» **Goal of the exercise**
Reproduce the data below line for line, with every character unchanged.

» **Available records**
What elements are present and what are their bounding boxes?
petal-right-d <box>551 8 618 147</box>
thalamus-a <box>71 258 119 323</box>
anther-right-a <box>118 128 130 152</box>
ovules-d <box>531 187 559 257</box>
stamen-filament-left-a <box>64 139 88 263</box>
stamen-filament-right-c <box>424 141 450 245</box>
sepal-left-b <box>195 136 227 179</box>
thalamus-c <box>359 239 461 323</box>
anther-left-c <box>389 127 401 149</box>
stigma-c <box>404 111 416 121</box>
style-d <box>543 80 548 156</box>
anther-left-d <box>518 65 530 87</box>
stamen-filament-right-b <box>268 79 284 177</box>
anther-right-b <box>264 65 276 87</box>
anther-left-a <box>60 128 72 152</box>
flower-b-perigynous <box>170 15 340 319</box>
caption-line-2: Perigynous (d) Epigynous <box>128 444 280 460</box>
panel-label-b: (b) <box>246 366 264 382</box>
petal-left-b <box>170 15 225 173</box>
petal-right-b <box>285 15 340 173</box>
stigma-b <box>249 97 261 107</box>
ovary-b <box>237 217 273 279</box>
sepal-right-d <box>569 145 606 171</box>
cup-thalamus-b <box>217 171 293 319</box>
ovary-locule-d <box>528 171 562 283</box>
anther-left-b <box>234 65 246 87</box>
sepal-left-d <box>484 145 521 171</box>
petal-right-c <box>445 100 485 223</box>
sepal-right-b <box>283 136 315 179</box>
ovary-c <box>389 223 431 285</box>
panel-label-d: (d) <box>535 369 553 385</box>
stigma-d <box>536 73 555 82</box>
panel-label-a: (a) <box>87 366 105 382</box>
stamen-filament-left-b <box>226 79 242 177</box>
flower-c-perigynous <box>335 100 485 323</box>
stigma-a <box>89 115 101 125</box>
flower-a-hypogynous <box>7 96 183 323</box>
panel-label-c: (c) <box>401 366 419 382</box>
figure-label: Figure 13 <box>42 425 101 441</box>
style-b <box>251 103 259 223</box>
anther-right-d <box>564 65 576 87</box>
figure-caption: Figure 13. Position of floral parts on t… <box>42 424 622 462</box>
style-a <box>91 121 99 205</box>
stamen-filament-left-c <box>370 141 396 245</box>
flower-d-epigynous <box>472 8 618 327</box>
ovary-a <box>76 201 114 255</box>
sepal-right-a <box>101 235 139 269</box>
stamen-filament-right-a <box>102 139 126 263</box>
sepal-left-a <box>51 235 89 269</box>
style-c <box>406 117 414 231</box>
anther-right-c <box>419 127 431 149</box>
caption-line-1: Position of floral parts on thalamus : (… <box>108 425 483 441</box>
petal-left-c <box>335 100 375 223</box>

» **Written solution**
What elements are present and what are their bounding boxes?
petal-right-d <box>551 8 618 147</box>
thalamus-a <box>71 258 119 323</box>
anther-right-a <box>118 128 130 152</box>
ovules-d <box>531 187 559 257</box>
stamen-filament-left-a <box>64 139 88 263</box>
stamen-filament-right-c <box>424 141 450 245</box>
sepal-left-b <box>195 136 227 179</box>
thalamus-c <box>359 239 461 323</box>
anther-left-c <box>389 127 401 149</box>
stigma-c <box>404 111 416 121</box>
style-d <box>543 80 548 156</box>
anther-left-d <box>518 65 530 87</box>
stamen-filament-right-b <box>268 79 284 177</box>
anther-right-b <box>264 65 276 87</box>
anther-left-a <box>60 128 72 152</box>
flower-b-perigynous <box>170 15 340 319</box>
caption-line-2: Perigynous (d) Epigynous <box>128 444 280 460</box>
panel-label-b: (b) <box>246 366 264 382</box>
petal-left-b <box>170 15 225 173</box>
petal-right-b <box>285 15 340 173</box>
stigma-b <box>249 97 261 107</box>
ovary-b <box>237 217 273 279</box>
sepal-right-d <box>569 145 606 171</box>
cup-thalamus-b <box>217 171 293 319</box>
ovary-locule-d <box>528 171 562 283</box>
anther-left-b <box>234 65 246 87</box>
sepal-left-d <box>484 145 521 171</box>
petal-right-c <box>445 100 485 223</box>
sepal-right-b <box>283 136 315 179</box>
ovary-c <box>389 223 431 285</box>
panel-label-d: (d) <box>535 369 553 385</box>
stigma-d <box>536 73 555 82</box>
panel-label-a: (a) <box>87 366 105 382</box>
stamen-filament-left-b <box>226 79 242 177</box>
flower-c-perigynous <box>335 100 485 323</box>
stigma-a <box>89 115 101 125</box>
flower-a-hypogynous <box>7 96 183 323</box>
panel-label-c: (c) <box>401 366 419 382</box>
figure-label: Figure 13 <box>42 425 101 441</box>
style-b <box>251 103 259 223</box>
anther-right-d <box>564 65 576 87</box>
figure-caption: Figure 13. Position of floral parts on t… <box>42 424 622 462</box>
style-a <box>91 121 99 205</box>
stamen-filament-left-c <box>370 141 396 245</box>
flower-d-epigynous <box>472 8 618 327</box>
ovary-a <box>76 201 114 255</box>
sepal-right-a <box>101 235 139 269</box>
stamen-filament-right-a <box>102 139 126 263</box>
sepal-left-a <box>51 235 89 269</box>
style-c <box>406 117 414 231</box>
anther-right-c <box>419 127 431 149</box>
caption-line-1: Position of floral parts on thalamus : (… <box>108 425 483 441</box>
petal-left-c <box>335 100 375 223</box>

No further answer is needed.